Verbatim output of all the material below is required.
— start of TASK MATERIAL —
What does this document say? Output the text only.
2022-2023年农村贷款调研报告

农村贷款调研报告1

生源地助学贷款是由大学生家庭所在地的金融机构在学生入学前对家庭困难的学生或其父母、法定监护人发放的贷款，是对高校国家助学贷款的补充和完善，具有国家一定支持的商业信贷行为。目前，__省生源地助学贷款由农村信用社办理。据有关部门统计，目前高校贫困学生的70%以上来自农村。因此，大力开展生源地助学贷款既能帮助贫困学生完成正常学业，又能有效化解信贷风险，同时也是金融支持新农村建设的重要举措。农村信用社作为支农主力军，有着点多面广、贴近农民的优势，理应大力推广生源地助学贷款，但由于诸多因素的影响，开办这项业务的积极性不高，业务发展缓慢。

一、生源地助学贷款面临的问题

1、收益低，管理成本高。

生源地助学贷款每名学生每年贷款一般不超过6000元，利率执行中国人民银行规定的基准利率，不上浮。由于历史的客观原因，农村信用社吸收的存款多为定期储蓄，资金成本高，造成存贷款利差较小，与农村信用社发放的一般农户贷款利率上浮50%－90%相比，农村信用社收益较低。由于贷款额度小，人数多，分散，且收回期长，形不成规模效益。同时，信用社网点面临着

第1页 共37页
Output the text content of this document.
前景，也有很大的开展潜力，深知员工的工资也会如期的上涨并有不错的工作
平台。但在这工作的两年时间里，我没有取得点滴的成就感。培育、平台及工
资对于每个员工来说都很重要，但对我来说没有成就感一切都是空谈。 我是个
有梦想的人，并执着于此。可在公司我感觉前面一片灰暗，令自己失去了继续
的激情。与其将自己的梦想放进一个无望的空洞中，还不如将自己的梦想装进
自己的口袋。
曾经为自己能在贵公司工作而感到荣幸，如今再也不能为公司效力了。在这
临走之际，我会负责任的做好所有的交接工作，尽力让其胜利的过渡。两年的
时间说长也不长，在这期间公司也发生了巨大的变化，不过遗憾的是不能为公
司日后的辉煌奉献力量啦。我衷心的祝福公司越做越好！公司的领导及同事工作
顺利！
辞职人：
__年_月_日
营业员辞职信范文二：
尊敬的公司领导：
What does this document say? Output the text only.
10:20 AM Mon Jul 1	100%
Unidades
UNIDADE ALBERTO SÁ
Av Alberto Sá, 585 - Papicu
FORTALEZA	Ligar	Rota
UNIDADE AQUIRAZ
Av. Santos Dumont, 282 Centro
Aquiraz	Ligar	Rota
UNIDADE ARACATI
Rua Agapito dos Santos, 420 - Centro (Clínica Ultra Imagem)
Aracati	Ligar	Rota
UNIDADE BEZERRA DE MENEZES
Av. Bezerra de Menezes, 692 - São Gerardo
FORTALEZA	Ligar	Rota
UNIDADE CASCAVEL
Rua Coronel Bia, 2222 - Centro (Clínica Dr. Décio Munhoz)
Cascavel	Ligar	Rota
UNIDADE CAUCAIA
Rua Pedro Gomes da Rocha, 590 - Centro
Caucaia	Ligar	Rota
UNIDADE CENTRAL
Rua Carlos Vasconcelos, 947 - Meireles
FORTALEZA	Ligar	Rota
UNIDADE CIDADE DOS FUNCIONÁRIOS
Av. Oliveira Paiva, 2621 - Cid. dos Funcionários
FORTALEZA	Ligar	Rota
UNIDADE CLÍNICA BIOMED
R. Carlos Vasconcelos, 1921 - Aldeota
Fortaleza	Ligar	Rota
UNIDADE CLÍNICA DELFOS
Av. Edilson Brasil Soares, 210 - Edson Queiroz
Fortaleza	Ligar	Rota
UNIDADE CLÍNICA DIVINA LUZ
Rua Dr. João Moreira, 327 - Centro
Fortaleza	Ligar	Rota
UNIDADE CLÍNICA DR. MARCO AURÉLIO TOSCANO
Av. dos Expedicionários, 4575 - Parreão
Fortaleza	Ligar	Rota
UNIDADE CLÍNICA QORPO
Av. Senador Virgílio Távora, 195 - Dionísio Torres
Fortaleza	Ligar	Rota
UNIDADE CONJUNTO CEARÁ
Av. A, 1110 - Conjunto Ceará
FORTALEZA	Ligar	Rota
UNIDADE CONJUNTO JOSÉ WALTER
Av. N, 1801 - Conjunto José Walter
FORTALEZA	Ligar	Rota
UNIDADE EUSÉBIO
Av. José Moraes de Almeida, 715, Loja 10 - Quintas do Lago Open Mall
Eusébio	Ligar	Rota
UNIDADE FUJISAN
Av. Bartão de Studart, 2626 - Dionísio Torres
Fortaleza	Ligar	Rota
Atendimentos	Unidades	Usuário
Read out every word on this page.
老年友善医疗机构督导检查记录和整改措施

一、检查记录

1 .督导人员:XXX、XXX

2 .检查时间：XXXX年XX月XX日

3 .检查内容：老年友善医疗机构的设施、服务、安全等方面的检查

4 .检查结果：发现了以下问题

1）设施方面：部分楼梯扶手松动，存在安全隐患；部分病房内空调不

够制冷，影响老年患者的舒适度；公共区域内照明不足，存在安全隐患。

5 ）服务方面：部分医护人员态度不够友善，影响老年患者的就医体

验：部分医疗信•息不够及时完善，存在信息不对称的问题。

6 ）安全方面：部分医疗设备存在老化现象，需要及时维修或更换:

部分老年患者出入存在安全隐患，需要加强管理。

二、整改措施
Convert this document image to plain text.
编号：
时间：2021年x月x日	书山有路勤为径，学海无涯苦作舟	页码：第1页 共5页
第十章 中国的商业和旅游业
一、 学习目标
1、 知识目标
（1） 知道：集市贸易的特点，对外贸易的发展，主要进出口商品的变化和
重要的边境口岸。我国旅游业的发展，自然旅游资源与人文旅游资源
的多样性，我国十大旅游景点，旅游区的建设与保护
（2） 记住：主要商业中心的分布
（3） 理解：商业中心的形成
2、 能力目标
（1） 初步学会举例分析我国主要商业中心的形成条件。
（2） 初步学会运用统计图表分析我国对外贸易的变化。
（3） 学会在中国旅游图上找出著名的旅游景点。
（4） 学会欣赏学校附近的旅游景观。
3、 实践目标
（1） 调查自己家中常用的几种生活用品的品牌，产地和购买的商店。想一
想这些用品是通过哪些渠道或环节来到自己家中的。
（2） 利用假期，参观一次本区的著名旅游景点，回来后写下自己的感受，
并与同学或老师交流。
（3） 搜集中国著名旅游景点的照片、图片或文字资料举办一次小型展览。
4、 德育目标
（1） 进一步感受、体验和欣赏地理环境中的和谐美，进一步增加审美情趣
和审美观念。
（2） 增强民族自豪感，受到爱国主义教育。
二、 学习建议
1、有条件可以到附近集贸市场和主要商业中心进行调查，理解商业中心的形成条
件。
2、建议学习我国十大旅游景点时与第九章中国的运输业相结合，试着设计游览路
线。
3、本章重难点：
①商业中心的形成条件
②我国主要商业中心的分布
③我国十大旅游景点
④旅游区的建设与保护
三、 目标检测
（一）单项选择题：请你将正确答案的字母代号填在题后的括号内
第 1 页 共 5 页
— end of TASK MATERIAL —
COMPLETED TASK:
What does this document say? Output the text only.
2022-2023年农村贷款调研报告

农村贷款调研报告1

生源地助学贷款是由大学生家庭所在地的金融机构在学生入学前对家庭困难的学生或其父母、法定监护人发放的贷款，是对高校国家助学贷款的补充和完善，具有国家一定支持的商业信贷行为。目前，__省生源地助学贷款由农村信用社办理。据有关部门统计，目前高校贫困学生的70%以上来自农村。因此，大力开展生源地助学贷款既能帮助贫困学生完成正常学业，又能有效化解信贷风险，同时也是金融支持新农村建设的重要举措。农村信用社作为支农主力军，有着点多面广、贴近农民的优势，理应大力推广生源地助学贷款，但由于诸多因素的影响，开办这项业务的积极性不高，业务发展缓慢。

一、生源地助学贷款面临的问题

1、收益低，管理成本高。

生源地助学贷款每名学生每年贷款一般不超过6000元，利率执行中国人民银行规定的基准利率，不上浮。由于历史的客观原因，农村信用社吸收的存款多为定期储蓄，资金成本高，造成存贷款利差较小，与农村信用社发放的一般农户贷款利率上浮50%－90%相比，农村信用社收益较低。由于贷款额度小，人数多，分散，且收回期长，形不成规模效益。同时，信用社网点面临着

第1页 共37页
Output the text content of this document.
前景，也有很大的开展潜力，深知员工的工资也会如期的上涨并有不错的工作
平台。但在这工作的两年时间里，我没有取得点滴的成就感。培育、平台及工
资对于每个员工来说都很重要，但对我来说没有成就感一切都是空谈。 我是个
有梦想的人，并执着于此。可在公司我感觉前面一片灰暗，令自己失去了继续
的激情。与其将自己的梦想放进一个无望的空洞中，还不如将自己的梦想装进
自己的口袋。
曾经为自己能在贵公司工作而感到荣幸，如今再也不能为公司效力了。在这
临走之际，我会负责任的做好所有的交接工作，尽力让其胜利的过渡。两年的
时间说长也不长，在这期间公司也发生了巨大的变化，不过遗憾的是不能为公
司日后的辉煌奉献力量啦。我衷心的祝福公司越做越好！公司的领导及同事工作
顺利！
辞职人：
__年_月_日
营业员辞职信范文二：
尊敬的公司领导：
What does this document say? Output the text only.
10:20 AM Mon Jul 1	100%
Unidades
UNIDADE ALBERTO SÁ
Av Alberto Sá, 585 - Papicu
FORTALEZA	Ligar	Rota
UNIDADE AQUIRAZ
Av. Santos Dumont, 282 Centro
Aquiraz	Ligar	Rota
UNIDADE ARACATI
Rua Agapito dos Santos, 420 - Centro (Clínica Ultra Imagem)
Aracati	Ligar	Rota
UNIDADE BEZERRA DE MENEZES
Av. Bezerra de Menezes, 692 - São Gerardo
FORTALEZA	Ligar	Rota
UNIDADE CASCAVEL
Rua Coronel Bia, 2222 - Centro (Clínica Dr. Décio Munhoz)
Cascavel	Ligar	Rota
UNIDADE CAUCAIA
Rua Pedro Gomes da Rocha, 590 - Centro
Caucaia	Ligar	Rota
UNIDADE CENTRAL
Rua Carlos Vasconcelos, 947 - Meireles
FORTALEZA	Ligar	Rota
UNIDADE CIDADE DOS FUNCIONÁRIOS
Av. Oliveira Paiva, 2621 - Cid. dos Funcionários
FORTALEZA	Ligar	Rota
UNIDADE CLÍNICA BIOMED
R. Carlos Vasconcelos, 1921 - Aldeota
Fortaleza	Ligar	Rota
UNIDADE CLÍNICA DELFOS
Av. Edilson Brasil Soares, 210 - Edson Queiroz
Fortaleza	Ligar	Rota
UNIDADE CLÍNICA DIVINA LUZ
Rua Dr. João Moreira, 327 - Centro
Fortaleza	Ligar	Rota
UNIDADE CLÍNICA DR. MARCO AURÉLIO TOSCANO
Av. dos Expedicionários, 4575 - Parreão
Fortaleza	Ligar	Rota
UNIDADE CLÍNICA QORPO
Av. Senador Virgílio Távora, 195 - Dionísio Torres
Fortaleza	Ligar	Rota
UNIDADE CONJUNTO CEARÁ
Av. A, 1110 - Conjunto Ceará
FORTALEZA	Ligar	Rota
UNIDADE CONJUNTO JOSÉ WALTER
Av. N, 1801 - Conjunto José Walter
FORTALEZA	Ligar	Rota
UNIDADE EUSÉBIO
Av. José Moraes de Almeida, 715, Loja 10 - Quintas do Lago Open Mall
Eusébio	Ligar	Rota
UNIDADE FUJISAN
Av. Bartão de Studart, 2626 - Dionísio Torres
Fortaleza	Ligar	Rota
Atendimentos	Unidades	Usuário
Read out every word on this page.
老年友善医疗机构督导检查记录和整改措施

一、检查记录

1 .督导人员:XXX、XXX

2 .检查时间：XXXX年XX月XX日

3 .检查内容：老年友善医疗机构的设施、服务、安全等方面的检查

4 .检查结果：发现了以下问题

1）设施方面：部分楼梯扶手松动，存在安全隐患；部分病房内空调不

够制冷，影响老年患者的舒适度；公共区域内照明不足，存在安全隐患。

5 ）服务方面：部分医护人员态度不够友善，影响老年患者的就医体

验：部分医疗信•息不够及时完善，存在信息不对称的问题。

6 ）安全方面：部分医疗设备存在老化现象，需要及时维修或更换:

部分老年患者出入存在安全隐患，需要加强管理。

二、整改措施
Convert this document image to plain text.
编号：
时间：2021年x月x日	书山有路勤为径，学海无涯苦作舟	页码：第1页 共5页
第十章 中国的商业和旅游业
一、 学习目标
1、 知识目标
（1） 知道：集市贸易的特点，对外贸易的发展，主要进出口商品的变化和
重要的边境口岸。我国旅游业的发展，自然旅游资源与人文旅游资源
的多样性，我国十大旅游景点，旅游区的建设与保护
（2） 记住：主要商业中心的分布
（3） 理解：商业中心的形成
2、 能力目标
（1） 初步学会举例分析我国主要商业中心的形成条件。
（2） 初步学会运用统计图表分析我国对外贸易的变化。
（3） 学会在中国旅游图上找出著名的旅游景点。
（4） 学会欣赏学校附近的旅游景观。
3、 实践目标
（1） 调查自己家中常用的几种生活用品的品牌，产地和购买的商店。想一
想这些用品是通过哪些渠道或环节来到自己家中的。
（2） 利用假期，参观一次本区的著名旅游景点，回来后写下自己的感受，
并与同学或老师交流。
（3） 搜集中国著名旅游景点的照片、图片或文字资料举办一次小型展览。
4、 德育目标
（1） 进一步感受、体验和欣赏地理环境中的和谐美，进一步增加审美情趣
和审美观念。
（2） 增强民族自豪感，受到爱国主义教育。
二、 学习建议
1、有条件可以到附近集贸市场和主要商业中心进行调查，理解商业中心的形成条
件。
2、建议学习我国十大旅游景点时与第九章中国的运输业相结合，试着设计游览路
线。
3、本章重难点：
①商业中心的形成条件
②我国主要商业中心的分布
③我国十大旅游景点
④旅游区的建设与保护
三、 目标检测
（一）单项选择题：请你将正确答案的字母代号填在题后的括号内
第 1 页 共 5 页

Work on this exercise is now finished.